In the data below, find each line containing the string "content" and return it.

──────── EXERCISE MATERIALS

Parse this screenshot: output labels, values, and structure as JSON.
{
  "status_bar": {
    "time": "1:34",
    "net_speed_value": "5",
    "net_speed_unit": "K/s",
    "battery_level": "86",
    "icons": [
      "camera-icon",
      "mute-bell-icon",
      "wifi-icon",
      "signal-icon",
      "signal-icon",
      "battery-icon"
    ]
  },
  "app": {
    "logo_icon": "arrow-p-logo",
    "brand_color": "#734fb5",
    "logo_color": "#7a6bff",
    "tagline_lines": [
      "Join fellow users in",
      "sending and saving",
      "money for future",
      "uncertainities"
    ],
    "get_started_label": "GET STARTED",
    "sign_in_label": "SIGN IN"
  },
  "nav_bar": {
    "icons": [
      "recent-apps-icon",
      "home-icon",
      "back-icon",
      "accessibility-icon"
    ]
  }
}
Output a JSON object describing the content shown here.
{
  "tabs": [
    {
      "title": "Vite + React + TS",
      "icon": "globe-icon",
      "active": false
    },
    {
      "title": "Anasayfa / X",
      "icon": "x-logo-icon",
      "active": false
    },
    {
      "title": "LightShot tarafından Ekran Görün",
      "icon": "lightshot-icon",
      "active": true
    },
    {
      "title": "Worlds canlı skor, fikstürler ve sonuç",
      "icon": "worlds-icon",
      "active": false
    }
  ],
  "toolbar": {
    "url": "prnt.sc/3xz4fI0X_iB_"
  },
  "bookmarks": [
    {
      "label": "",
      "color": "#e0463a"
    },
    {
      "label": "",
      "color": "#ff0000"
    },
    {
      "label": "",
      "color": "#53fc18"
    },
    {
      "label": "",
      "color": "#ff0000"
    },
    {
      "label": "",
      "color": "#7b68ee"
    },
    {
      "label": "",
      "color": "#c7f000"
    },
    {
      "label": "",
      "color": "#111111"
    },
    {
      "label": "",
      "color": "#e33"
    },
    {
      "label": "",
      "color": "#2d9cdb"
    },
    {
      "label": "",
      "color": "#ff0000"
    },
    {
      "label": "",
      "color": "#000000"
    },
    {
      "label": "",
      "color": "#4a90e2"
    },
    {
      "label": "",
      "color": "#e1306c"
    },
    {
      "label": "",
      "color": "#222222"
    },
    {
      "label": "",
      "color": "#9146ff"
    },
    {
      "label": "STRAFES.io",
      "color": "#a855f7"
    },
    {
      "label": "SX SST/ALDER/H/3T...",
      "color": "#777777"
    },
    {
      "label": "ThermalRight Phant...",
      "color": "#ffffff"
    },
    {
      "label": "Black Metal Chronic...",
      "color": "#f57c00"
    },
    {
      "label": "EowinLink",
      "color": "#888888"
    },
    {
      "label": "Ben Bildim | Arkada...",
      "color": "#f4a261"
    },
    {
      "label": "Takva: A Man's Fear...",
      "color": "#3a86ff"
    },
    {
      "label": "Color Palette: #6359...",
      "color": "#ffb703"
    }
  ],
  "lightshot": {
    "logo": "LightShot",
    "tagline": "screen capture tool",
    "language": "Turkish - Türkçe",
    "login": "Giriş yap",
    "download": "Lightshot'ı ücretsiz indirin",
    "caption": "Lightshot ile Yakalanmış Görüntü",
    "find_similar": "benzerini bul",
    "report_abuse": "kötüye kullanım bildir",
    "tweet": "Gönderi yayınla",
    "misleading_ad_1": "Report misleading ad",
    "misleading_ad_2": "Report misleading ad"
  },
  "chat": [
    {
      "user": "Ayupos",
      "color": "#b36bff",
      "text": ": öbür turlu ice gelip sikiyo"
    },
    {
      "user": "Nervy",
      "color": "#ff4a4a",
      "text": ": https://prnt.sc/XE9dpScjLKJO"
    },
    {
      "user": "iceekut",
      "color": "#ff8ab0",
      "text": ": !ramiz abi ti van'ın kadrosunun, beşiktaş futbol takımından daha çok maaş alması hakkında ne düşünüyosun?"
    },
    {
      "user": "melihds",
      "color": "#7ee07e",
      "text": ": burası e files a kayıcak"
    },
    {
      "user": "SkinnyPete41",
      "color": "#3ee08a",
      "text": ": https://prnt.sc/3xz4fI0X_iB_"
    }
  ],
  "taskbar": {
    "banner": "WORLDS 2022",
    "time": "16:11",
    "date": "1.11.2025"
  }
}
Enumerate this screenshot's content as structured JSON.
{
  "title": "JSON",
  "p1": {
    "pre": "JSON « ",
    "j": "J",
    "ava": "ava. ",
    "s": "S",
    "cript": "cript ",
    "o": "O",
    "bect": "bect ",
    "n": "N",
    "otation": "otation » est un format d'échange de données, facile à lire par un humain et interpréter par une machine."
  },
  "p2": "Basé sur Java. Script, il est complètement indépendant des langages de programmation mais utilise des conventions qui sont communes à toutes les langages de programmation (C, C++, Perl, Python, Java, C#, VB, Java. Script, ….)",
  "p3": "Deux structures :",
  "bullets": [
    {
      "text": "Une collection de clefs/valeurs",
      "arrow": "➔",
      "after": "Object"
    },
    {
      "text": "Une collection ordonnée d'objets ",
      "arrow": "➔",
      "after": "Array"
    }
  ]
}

────────────────

FULL SOLUTION:
Output a JSON object describing the content shown here.
Enumerate this screenshot's content as structured JSON.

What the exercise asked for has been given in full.